## start

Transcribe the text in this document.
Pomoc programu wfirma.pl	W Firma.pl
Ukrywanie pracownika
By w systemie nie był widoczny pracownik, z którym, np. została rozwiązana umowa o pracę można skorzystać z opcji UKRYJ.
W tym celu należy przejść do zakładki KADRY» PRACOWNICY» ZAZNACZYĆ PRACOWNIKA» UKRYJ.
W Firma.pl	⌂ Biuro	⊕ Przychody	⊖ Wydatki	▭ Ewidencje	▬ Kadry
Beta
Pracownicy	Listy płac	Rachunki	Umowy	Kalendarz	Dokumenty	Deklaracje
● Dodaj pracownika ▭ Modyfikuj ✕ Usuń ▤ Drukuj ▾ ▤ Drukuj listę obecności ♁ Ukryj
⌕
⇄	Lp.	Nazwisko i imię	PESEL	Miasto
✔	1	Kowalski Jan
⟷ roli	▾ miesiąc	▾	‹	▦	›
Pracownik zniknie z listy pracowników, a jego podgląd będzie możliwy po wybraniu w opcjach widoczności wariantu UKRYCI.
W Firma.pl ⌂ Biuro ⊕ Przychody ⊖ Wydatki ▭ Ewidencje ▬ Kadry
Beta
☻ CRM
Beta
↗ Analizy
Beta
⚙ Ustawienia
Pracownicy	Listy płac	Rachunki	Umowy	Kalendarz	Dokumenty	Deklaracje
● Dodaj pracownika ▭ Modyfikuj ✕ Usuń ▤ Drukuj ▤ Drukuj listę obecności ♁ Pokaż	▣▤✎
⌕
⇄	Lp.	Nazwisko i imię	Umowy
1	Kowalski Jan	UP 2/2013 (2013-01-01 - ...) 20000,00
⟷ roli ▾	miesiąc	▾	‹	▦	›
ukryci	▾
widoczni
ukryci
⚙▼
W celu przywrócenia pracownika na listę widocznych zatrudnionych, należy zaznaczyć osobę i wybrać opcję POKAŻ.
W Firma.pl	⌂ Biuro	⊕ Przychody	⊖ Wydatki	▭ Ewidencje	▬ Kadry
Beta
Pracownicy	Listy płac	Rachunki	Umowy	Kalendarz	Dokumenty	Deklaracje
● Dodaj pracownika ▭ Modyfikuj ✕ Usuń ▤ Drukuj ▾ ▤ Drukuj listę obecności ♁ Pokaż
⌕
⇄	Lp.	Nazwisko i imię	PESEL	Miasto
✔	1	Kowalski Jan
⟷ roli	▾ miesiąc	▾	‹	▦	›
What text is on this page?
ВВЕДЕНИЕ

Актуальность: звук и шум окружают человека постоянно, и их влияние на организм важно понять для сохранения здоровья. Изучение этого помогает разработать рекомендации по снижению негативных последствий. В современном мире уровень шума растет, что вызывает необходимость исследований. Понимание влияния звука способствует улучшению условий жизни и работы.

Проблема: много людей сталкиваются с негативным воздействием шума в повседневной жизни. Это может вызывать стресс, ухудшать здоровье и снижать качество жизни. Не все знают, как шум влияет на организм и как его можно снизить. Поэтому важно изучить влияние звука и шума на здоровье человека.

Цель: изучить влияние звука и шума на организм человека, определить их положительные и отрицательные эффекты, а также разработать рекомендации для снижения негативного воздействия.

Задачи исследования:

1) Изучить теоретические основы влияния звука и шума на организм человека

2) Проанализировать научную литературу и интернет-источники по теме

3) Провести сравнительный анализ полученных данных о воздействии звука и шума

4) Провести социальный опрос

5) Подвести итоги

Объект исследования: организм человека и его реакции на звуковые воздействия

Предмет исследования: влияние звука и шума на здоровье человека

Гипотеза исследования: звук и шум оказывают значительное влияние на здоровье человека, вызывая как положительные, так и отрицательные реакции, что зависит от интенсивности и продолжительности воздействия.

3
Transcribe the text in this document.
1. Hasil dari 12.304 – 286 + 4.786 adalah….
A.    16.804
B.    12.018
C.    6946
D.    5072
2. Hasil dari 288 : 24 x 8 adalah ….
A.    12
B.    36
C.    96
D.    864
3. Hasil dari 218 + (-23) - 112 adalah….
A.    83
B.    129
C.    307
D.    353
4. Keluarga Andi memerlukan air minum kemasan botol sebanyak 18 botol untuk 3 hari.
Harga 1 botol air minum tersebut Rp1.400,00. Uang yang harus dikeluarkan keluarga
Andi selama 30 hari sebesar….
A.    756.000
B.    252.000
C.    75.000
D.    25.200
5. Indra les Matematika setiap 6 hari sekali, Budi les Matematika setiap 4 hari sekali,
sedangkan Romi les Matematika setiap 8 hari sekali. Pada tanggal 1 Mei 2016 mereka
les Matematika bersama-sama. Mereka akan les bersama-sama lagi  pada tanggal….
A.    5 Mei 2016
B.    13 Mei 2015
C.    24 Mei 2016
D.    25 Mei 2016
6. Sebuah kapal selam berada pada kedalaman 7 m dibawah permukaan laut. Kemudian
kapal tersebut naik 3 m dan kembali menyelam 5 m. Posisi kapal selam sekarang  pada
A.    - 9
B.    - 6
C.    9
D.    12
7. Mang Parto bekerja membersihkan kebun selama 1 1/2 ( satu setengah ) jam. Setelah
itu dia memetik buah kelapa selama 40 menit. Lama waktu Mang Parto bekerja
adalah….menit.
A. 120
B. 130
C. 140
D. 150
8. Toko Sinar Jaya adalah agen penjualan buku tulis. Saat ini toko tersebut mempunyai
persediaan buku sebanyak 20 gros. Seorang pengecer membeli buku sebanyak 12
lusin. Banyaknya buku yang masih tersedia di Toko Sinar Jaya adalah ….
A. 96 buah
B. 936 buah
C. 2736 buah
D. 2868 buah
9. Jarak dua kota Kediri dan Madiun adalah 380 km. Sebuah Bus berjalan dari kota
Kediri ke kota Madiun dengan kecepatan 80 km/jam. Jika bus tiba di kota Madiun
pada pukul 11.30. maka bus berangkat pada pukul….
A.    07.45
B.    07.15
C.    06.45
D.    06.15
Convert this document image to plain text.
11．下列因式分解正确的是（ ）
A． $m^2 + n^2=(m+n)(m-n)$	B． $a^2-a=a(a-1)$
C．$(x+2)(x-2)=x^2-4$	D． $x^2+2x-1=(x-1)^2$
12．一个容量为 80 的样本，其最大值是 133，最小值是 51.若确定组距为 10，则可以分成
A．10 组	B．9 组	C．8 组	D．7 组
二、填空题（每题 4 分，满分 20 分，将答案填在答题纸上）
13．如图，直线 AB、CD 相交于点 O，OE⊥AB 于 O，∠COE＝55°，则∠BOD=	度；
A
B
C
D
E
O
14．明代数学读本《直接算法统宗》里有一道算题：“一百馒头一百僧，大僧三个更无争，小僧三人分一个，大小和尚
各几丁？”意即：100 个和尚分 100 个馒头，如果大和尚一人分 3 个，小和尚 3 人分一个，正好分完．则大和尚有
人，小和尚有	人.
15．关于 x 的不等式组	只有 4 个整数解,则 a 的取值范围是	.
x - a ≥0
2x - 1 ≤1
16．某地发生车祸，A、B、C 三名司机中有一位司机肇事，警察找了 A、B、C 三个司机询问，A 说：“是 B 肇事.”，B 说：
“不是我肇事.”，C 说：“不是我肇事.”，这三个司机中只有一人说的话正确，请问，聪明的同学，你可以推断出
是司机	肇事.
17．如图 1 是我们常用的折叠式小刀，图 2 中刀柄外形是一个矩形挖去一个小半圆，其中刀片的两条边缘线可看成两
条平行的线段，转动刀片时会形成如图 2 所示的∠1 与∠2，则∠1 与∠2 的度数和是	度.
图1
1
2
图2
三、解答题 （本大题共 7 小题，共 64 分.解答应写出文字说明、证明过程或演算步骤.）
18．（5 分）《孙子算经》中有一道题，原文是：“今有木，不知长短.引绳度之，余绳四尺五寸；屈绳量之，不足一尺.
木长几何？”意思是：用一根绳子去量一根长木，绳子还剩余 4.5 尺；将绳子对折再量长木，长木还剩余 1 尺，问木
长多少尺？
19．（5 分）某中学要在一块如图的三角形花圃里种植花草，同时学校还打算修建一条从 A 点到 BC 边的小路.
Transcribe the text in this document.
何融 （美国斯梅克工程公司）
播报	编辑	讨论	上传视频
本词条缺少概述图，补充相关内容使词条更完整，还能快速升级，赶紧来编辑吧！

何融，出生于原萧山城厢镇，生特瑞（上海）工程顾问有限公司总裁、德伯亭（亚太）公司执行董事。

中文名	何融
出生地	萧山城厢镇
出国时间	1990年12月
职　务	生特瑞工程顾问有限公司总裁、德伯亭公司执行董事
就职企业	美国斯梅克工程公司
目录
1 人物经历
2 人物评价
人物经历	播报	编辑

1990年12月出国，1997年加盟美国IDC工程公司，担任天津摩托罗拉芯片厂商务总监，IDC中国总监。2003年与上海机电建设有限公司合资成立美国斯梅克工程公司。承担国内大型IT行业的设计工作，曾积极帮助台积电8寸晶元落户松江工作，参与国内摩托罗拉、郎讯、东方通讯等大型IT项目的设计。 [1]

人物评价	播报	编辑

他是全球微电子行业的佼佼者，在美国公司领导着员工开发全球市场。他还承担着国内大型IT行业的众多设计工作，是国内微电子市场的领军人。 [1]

## end

WRITTEN PROBLEM
Check each line above for the word "bekerja" and copy the ones that have it.

ANSWER IN FULL
7. Mang Parto bekerja membersihkan kebun selama 1 1/2 ( satu setengah ) jam. Setelah
itu dia memetik buah kelapa selama 40 menit. Lama waktu Mang Parto bekerja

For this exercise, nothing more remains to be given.